» **Stated task**: Determine how many lines in the entries below include "перед". The reply should be that number and nothing else.

========================================================================

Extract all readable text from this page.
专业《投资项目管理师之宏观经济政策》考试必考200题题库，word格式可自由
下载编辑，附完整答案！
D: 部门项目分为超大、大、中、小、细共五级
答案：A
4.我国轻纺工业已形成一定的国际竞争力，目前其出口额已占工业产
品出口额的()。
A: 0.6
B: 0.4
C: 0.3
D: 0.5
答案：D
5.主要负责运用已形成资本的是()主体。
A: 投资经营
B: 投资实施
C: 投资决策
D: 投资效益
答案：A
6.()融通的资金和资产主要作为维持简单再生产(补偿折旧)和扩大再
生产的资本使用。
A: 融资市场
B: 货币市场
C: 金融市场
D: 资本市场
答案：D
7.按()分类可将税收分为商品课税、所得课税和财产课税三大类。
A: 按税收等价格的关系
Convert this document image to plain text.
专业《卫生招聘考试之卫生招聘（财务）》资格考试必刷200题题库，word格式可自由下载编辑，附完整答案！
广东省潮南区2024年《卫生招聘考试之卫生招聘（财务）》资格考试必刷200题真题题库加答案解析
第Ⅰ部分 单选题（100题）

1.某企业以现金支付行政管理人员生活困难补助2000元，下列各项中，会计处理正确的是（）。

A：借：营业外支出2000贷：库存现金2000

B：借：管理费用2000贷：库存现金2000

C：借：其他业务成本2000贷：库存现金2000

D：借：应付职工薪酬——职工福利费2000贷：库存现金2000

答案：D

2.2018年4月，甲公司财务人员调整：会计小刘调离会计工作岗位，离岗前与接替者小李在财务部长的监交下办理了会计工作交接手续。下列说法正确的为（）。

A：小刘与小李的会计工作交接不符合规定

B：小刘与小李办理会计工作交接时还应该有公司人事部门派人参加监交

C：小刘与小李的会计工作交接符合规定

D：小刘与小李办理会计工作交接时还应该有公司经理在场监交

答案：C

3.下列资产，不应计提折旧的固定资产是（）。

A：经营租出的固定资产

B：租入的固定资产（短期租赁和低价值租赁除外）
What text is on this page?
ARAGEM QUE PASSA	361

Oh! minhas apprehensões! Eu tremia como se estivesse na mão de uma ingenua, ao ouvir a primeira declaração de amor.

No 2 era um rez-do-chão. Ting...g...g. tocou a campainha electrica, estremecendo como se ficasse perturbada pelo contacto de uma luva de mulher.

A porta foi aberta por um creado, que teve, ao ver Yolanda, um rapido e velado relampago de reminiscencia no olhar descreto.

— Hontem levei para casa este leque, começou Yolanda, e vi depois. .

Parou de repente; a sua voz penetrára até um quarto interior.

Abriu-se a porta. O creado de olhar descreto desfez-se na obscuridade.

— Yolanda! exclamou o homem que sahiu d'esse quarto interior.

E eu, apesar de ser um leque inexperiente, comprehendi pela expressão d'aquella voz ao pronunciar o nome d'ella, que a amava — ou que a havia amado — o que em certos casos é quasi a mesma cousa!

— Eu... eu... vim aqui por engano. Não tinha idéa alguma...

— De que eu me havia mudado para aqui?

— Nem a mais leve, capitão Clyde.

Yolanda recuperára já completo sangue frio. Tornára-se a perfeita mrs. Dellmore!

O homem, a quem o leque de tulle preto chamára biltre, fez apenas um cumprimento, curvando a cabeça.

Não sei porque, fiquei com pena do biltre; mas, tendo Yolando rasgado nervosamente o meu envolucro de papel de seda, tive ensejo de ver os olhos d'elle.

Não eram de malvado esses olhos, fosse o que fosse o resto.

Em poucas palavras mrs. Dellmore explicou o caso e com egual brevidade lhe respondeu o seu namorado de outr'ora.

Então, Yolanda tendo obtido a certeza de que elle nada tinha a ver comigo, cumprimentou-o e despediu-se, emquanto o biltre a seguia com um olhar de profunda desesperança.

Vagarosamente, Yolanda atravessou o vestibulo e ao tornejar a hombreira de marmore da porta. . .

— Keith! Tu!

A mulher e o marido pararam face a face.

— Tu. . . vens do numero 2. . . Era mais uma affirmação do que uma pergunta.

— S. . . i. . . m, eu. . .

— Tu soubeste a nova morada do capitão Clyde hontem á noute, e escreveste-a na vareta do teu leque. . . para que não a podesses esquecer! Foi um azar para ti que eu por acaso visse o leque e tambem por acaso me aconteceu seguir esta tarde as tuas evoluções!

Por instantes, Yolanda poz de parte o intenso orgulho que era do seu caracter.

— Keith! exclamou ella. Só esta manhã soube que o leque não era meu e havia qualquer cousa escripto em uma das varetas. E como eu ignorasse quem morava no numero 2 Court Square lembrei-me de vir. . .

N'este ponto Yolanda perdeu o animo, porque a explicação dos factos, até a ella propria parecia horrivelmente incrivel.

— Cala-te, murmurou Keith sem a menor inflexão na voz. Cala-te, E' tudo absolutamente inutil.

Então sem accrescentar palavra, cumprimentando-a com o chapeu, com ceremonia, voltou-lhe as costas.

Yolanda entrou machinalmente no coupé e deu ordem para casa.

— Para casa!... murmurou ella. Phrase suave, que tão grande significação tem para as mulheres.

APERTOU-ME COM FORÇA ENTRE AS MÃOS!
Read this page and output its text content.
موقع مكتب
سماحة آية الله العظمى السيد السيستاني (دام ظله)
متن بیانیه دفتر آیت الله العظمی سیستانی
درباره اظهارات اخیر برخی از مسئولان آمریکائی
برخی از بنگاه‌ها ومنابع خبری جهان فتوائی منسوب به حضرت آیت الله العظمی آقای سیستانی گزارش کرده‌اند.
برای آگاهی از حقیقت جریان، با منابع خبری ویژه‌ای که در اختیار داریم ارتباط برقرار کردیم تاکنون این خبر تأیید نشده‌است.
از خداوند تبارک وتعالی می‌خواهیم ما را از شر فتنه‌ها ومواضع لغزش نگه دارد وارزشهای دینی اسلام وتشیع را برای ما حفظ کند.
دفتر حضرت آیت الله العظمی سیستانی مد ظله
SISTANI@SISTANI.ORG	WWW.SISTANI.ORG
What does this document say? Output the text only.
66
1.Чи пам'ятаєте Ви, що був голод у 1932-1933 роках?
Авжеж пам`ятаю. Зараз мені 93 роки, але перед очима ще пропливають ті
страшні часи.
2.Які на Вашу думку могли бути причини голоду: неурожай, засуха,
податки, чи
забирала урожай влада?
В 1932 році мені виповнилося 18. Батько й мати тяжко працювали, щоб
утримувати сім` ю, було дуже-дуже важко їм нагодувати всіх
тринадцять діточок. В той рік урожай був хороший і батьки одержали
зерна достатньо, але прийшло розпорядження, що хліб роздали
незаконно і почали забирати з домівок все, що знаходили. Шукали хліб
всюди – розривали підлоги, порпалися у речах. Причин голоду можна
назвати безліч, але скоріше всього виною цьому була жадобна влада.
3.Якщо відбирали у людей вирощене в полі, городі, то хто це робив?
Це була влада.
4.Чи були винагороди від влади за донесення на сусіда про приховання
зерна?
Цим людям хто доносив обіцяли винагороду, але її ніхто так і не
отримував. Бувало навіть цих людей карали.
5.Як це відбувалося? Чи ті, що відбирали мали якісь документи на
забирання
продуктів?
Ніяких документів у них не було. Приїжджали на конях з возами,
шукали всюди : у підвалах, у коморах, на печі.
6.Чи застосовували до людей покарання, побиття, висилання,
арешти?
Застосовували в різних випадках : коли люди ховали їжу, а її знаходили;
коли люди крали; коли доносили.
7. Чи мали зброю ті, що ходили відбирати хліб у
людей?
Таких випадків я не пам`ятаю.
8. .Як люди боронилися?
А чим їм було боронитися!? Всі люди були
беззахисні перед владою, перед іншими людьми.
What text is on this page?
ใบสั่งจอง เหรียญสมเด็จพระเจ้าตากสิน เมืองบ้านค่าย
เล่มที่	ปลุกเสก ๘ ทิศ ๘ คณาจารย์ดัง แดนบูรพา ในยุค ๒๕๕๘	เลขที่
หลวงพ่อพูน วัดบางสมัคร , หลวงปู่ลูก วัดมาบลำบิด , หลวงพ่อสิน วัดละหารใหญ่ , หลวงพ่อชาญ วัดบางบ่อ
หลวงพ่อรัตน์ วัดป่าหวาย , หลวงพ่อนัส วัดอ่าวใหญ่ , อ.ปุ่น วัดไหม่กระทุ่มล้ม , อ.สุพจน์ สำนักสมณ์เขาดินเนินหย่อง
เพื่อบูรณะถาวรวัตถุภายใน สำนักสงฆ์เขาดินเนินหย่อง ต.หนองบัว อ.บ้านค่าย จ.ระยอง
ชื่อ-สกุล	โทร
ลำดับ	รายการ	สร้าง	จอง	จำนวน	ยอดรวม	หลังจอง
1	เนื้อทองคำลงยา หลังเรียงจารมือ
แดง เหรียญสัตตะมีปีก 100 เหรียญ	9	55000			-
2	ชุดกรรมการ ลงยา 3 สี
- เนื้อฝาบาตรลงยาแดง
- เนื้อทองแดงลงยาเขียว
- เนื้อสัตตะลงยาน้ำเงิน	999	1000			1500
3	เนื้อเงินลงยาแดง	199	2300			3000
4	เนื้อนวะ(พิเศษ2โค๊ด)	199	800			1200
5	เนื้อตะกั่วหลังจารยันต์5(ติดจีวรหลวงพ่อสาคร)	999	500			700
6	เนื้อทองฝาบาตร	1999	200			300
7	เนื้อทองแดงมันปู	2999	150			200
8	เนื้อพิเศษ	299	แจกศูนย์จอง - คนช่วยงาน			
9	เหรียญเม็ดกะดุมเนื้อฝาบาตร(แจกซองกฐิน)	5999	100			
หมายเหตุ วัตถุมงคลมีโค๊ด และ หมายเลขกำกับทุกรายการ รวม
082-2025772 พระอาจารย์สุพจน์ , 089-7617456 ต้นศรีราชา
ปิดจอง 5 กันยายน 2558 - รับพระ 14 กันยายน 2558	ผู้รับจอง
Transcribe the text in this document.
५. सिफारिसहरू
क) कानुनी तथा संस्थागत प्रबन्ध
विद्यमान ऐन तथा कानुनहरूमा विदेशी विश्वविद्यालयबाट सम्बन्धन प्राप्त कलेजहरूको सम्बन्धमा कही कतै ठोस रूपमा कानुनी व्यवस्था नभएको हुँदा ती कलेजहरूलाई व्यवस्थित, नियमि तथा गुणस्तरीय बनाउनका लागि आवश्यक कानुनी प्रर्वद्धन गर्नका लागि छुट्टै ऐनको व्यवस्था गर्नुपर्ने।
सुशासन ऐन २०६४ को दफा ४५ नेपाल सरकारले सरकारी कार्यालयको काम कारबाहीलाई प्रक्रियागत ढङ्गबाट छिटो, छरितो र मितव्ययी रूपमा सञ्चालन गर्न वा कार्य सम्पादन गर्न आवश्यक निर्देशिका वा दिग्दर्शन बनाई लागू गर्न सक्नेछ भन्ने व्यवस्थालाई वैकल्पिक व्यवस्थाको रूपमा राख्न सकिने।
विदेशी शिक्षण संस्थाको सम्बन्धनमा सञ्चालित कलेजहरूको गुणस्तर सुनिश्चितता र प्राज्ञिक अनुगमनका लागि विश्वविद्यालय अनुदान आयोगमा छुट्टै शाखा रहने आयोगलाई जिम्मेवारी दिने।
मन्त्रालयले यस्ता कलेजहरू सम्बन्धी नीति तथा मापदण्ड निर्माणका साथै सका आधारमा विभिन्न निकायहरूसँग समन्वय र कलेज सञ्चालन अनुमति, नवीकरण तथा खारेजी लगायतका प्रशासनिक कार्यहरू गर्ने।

========================================================================

» **Exercise result**: 2